### What you should do
Every line with the word "Bérard" in it should be extracted from the data that follows.

>> Start

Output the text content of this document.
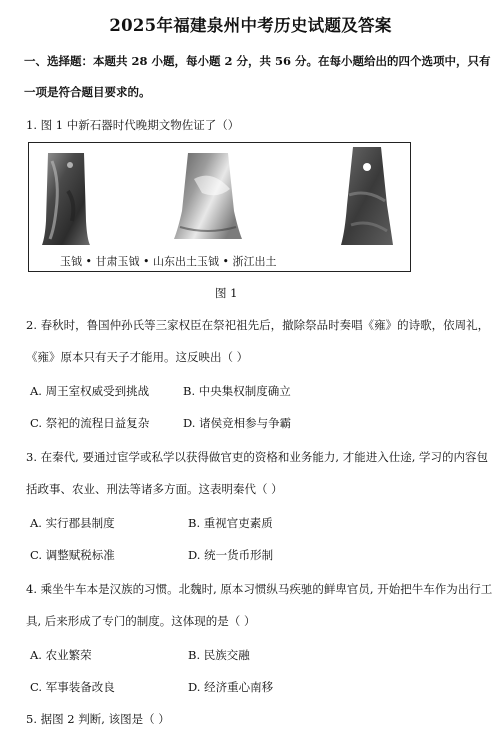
2025年福建泉州中考历史试题及答案
一、选择题：本题共 28 小题，每小题 2 分，共 56 分。在每小题给出的四个选项中，只有
一项是符合题目要求的。
1. 图 1 中新石器时代晚期文物佐证了（）
玉钺 • 甘肃玉钺 • 山东出土玉钺 • 浙江出土
图 1
2. 春秋时，鲁国仲孙氏等三家权臣在祭祀祖先后，撤除祭品时奏唱《雍》的诗歌，依周礼，
《雍》原本只有天子才能用。这反映出（ ）
A. 周王室权威受到挑战	B. 中央集权制度确立
C. 祭祀的流程日益复杂	D. 诸侯竞相参与争霸
3. 在秦代, 要通过宦学或私学以获得做官吏的资格和业务能力, 才能进入仕途, 学习的内容包
括政事、农业、刑法等诸多方面。这表明秦代（ ）
A. 实行郡县制度	B. 重视官吏素质
C. 调整赋税标准	D. 统一货币形制
4. 乘坐牛车本是汉族的习惯。北魏时, 原本习惯纵马疾驰的鲜卑官员, 开始把牛车作为出行工
具, 后来形成了专门的制度。这体现的是（ ）
A. 农业繁荣	B. 民族交融
C. 军事装备改良	D. 经济重心南移
5. 据图 2 判断, 该图是（ ）
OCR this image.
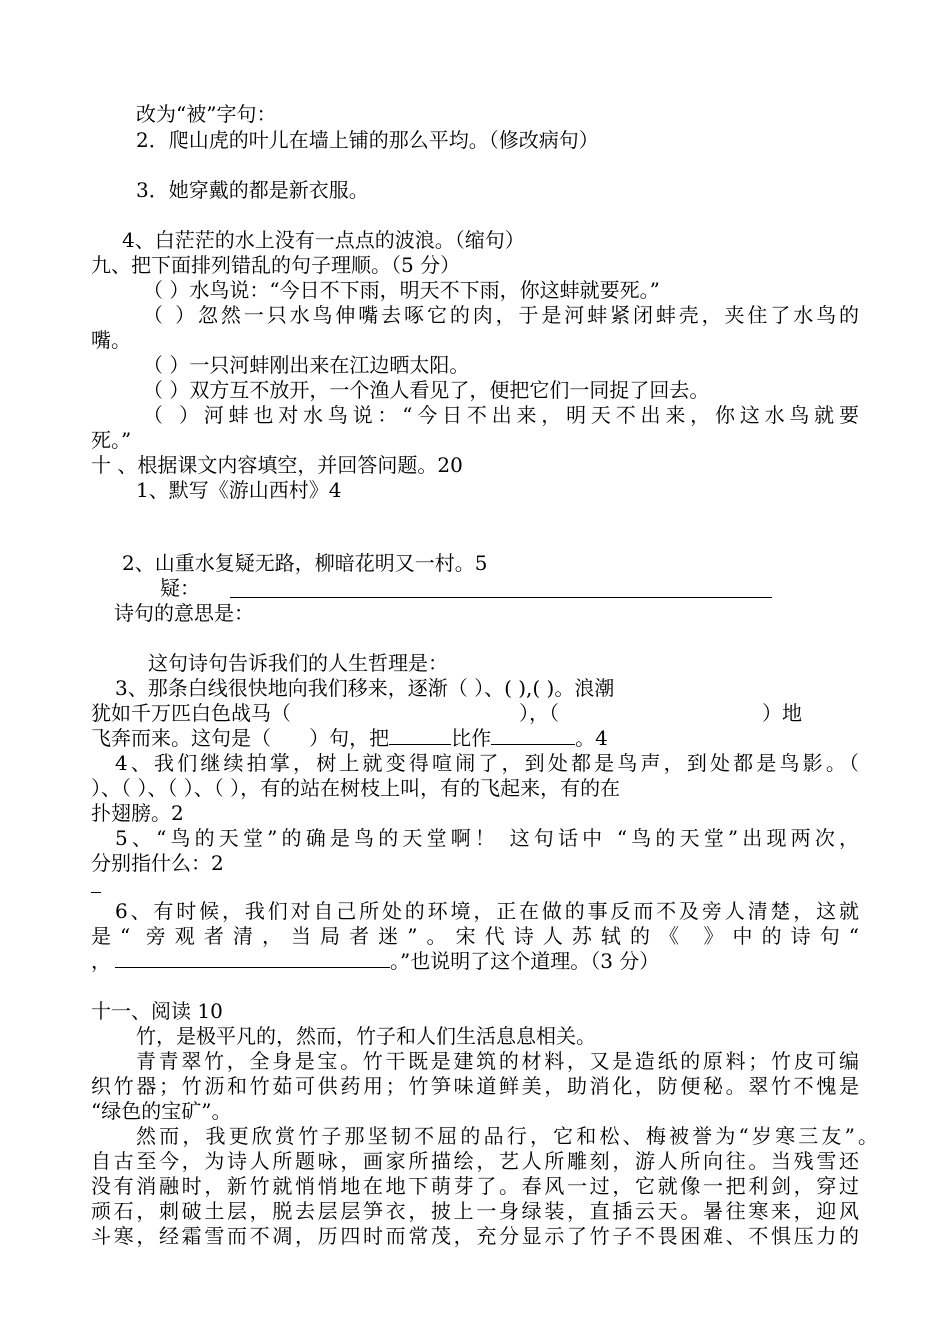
改为“被”字句：
2．爬山虎的叶儿在墙上铺的那么平均。（修改病句）
3．她穿戴的都是新衣服。
4、白茫茫的水上没有一点点的波浪。（缩句）
九、把下面排列错乱的句子理顺。（5 分）
（ ）水鸟说：“今日不下雨，明天不下雨，你这蚌就要死。”
（ ）忽然一只水鸟伸嘴去啄它的肉，于是河蚌紧闭蚌壳，夹住了水鸟的
嘴。
（ ）一只河蚌刚出来在江边晒太阳。
（ ）双方互不放开，一个渔人看见了，便把它们一同捉了回去。
（ ）河蚌也对水鸟说：“今日不出来，明天不出来，你这水鸟就要
死。”
十 、根据课文内容填空，并回答问题。20
1、默写《游山西村》4
2、山重水复疑无路，柳暗花明又一村。5
疑：
诗句的意思是：
这句诗句告诉我们的人生哲理是：
3、那条白线很快地向我们移来，逐渐（ ）、( ),( )。浪潮
犹如千万匹白色战马（	），（	）地
飞奔而来。这句是（      ）句，把	比作	。4
4、我们继续拍掌，树上就变得喧闹了，到处都是鸟声，到处都是鸟影。（
）、（ ）、（ ）、（ ），有的站在树枝上叫，有的飞起来，有的在
扑翅膀。2
5、“鸟的天堂”的确是鸟的天堂啊！ 这句话中 “鸟的天堂”出现两次，
分别指什么：2
6、有时候，我们对自己所处的环境，正在做的事反而不及旁人清楚，这就
是“ 旁观者清，当局者迷”。宋代诗人苏轼的《 》中的诗句“
，	。”也说明了这个道理。（3 分）
十一、阅读 10
竹，是极平凡的，然而，竹子和人们生活息息相关。
青青翠竹，全身是宝。竹干既是建筑的材料，又是造纸的原料；竹皮可编
织竹器；竹沥和竹茹可供药用；竹笋味道鲜美，助消化，防便秘。翠竹不愧是
“绿色的宝矿”。
然而，我更欣赏竹子那坚韧不屈的品行，它和松、梅被誉为“岁寒三友”。
自古至今，为诗人所题咏，画家所描绘，艺人所雕刻，游人所向往。当残雪还
没有消融时，新竹就悄悄地在地下萌芽了。春风一过，它就像一把利剑，穿过
顽石，刺破土层，脱去层层笋衣，披上一身绿装，直插云天。暑往寒来，迎风
斗寒，经霜雪而不凋，历四时而常茂，充分显示了竹子不畏困难、不惧压力的
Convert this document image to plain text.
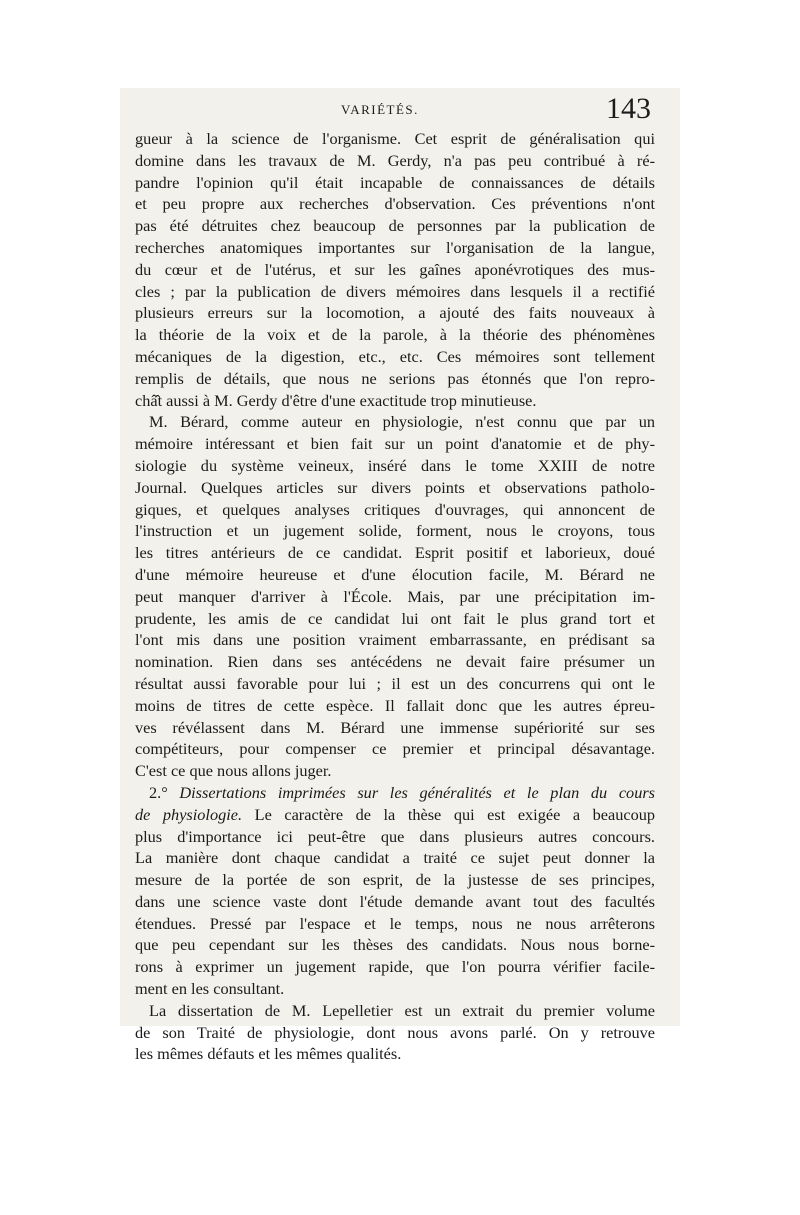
VARIÉTÉS.	143
gueur à la science de l'organisme. Cet esprit de généralisation qui
domine dans les travaux de M. Gerdy, n'a pas peu contribué à ré-
pandre l'opinion qu'il était incapable de connaissances de détails
et peu propre aux recherches d'observation. Ces préventions n'ont
pas été détruites chez beaucoup de personnes par la publication de
recherches anatomiques importantes sur l'organisation de la langue,
du cœur et de l'utérus, et sur les gaînes aponévrotiques des mus-
cles ; par la publication de divers mémoires dans lesquels il a rectifié
plusieurs erreurs sur la locomotion, a ajouté des faits nouveaux à
la théorie de la voix et de la parole, à la théorie des phénomènes
mécaniques de la digestion, etc., etc. Ces mémoires sont tellement
remplis de détails, que nous ne serions pas étonnés que l'on repro-
châ̂t aussi à M. Gerdy d'être d'une exactitude trop minutieuse.
M. Bérard, comme auteur en physiologie, n'est connu que par un
mémoire intéressant et bien fait sur un point d'anatomie et de phy-
siologie du système veineux, inséré dans le tome XXIII de notre
Journal. Quelques articles sur divers points et observations patholo-
giques, et quelques analyses critiques d'ouvrages, qui annoncent de
l'instruction et un jugement solide, forment, nous le croyons, tous
les titres antérieurs de ce candidat. Esprit positif et laborieux, doué
d'une mémoire heureuse et d'une élocution facile, M. Bérard ne
peut manquer d'arriver à l'École. Mais, par une précipitation im-
prudente, les amis de ce candidat lui ont fait le plus grand tort et
l'ont mis dans une position vraiment embarrassante, en prédisant sa
nomination. Rien dans ses antécédens ne devait faire présumer un
résultat aussi favorable pour lui ; il est un des concurrens qui ont le
moins de titres de cette espèce. Il fallait donc que les autres épreu-
ves révélassent dans M. Bérard une immense supériorité sur ses
compétiteurs, pour compenser ce premier et principal désavantage.
C'est ce que nous allons juger.
2.° Dissertations imprimées sur les généralités et le plan du cours
de physiologie. Le caractère de la thèse qui est exigée a beaucoup
plus d'importance ici peut-être que dans plusieurs autres concours.
La manière dont chaque candidat a traité ce sujet peut donner la
mesure de la portée de son esprit, de la justesse de ses principes,
dans une science vaste dont l'étude demande avant tout des facultés
étendues. Pressé par l'espace et le temps, nous ne nous arrêterons
que peu cependant sur les thèses des candidats. Nous nous borne-
rons à exprimer un jugement rapide, que l'on pourra vérifier facile-
ment en les consultant.
La dissertation de M. Lepelletier est un extrait du premier volume
de son Traité de physiologie, dont nous avons parlé. On y retrouve
les mêmes défauts et les mêmes qualités.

>> End

### Answer to the exercise
M. Bérard, comme auteur en physiologie, n'est connu que par un
d'une mémoire heureuse et d'une élocution facile, M. Bérard ne
ves révélassent dans M. Bérard une immense supériorité sur ses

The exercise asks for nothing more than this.